(What is being asked)
Print all of the lines exactly. Any picture among them stays out.

(Exercise inputs)
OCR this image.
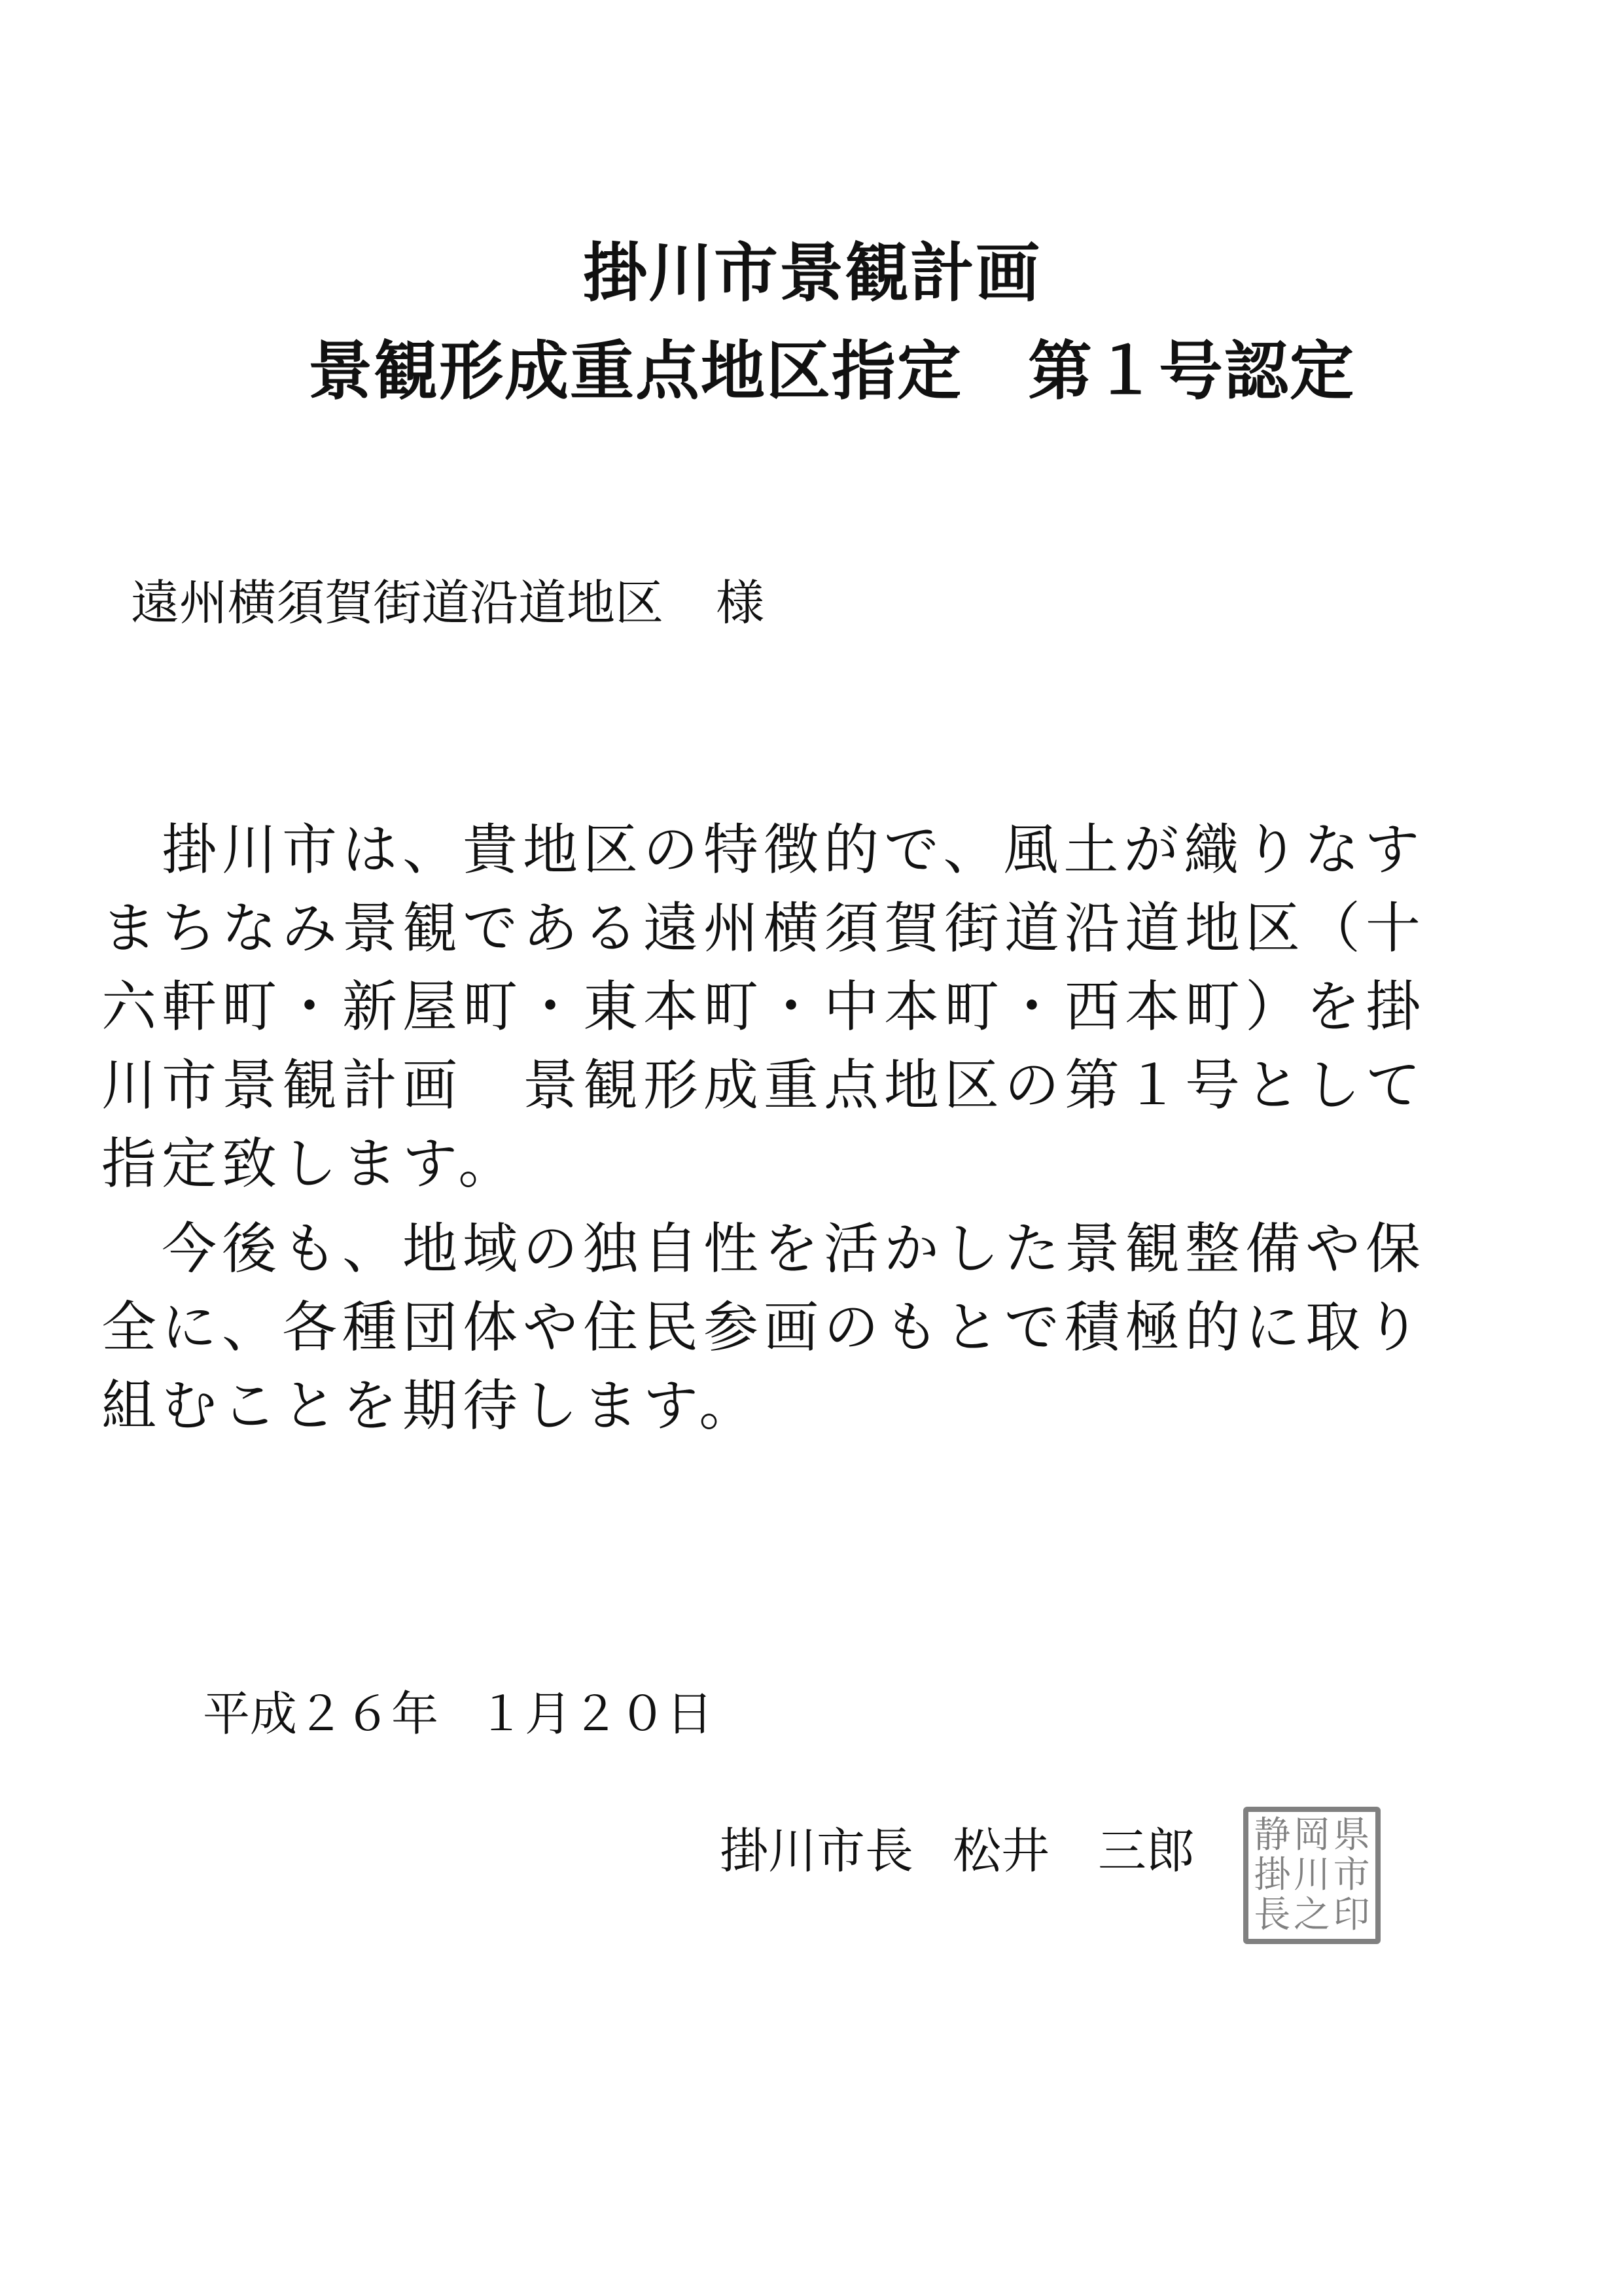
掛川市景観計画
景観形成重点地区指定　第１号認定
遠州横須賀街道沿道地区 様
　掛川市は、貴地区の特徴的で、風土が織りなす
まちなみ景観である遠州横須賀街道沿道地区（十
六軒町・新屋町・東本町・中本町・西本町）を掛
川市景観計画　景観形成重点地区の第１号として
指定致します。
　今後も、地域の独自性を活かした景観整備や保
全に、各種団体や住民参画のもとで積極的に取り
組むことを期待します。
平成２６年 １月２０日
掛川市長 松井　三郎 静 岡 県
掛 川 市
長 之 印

(Output of the exercise)
OCR this image.
掛川市景観計画
景観形成重点地区指定　第１号認定
遠州横須賀街道沿道地区 様
　掛川市は、貴地区の特徴的で、風土が織りなす
まちなみ景観である遠州横須賀街道沿道地区（十
六軒町・新屋町・東本町・中本町・西本町）を掛
川市景観計画　景観形成重点地区の第１号として
指定致します。
　今後も、地域の独自性を活かした景観整備や保
全に、各種団体や住民参画のもとで積極的に取り
組むことを期待します。
平成２６年 １月２０日
掛川市長 松井　三郎 静 岡 県
掛 川 市
長 之 印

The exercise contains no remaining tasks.